**Objective**. State the number of lines that contain the word "Китти", and add nothing else.

[Records from a dataset]
** start **

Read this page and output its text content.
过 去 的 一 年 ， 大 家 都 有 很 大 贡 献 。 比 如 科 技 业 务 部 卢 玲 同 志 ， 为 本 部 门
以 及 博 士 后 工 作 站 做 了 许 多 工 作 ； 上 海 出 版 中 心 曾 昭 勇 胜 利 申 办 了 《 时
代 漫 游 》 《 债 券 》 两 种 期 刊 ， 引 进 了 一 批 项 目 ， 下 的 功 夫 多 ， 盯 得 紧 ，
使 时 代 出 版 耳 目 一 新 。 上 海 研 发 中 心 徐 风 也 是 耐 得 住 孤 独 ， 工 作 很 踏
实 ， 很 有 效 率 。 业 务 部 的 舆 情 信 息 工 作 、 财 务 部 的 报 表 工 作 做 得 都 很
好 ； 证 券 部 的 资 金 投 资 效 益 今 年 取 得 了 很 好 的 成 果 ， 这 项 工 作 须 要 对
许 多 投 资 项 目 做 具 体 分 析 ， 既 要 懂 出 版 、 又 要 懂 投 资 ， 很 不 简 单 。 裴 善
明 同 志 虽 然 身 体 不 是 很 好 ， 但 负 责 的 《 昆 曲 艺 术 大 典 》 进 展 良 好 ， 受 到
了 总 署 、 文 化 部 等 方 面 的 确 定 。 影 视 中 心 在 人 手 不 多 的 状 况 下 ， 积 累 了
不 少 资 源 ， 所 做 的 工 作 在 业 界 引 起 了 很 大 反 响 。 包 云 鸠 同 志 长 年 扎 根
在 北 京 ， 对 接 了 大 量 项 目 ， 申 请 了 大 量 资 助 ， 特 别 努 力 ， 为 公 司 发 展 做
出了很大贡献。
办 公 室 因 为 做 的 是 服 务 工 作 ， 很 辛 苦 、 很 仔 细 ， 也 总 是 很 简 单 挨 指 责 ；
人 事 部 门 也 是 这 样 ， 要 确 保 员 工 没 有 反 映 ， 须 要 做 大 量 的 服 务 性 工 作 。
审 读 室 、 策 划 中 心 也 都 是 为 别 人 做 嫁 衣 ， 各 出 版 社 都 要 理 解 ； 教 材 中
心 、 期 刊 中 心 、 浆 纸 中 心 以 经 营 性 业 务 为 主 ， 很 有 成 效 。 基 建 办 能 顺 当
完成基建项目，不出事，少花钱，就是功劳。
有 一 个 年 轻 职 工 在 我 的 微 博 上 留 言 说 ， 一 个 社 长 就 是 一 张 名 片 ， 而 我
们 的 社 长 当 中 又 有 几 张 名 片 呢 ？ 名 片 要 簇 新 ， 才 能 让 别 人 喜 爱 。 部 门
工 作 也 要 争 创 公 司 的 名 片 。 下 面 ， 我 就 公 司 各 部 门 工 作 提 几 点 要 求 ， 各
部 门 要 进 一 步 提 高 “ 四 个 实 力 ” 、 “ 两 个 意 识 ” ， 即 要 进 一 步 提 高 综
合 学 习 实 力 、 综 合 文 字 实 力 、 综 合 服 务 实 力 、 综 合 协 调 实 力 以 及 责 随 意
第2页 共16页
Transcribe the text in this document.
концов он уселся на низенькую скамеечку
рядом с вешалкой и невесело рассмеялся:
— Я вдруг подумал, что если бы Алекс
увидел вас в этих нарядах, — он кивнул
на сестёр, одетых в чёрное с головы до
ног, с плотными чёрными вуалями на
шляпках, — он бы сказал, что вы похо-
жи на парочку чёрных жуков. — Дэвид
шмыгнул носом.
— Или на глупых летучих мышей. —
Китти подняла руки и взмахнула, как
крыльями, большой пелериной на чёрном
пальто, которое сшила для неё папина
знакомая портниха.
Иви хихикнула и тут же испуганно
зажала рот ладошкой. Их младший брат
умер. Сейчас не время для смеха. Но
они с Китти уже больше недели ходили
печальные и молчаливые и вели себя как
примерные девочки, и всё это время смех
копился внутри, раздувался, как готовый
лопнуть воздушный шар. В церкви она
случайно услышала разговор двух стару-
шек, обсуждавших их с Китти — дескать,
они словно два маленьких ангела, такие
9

** end **

**Answer to the exercise**. 3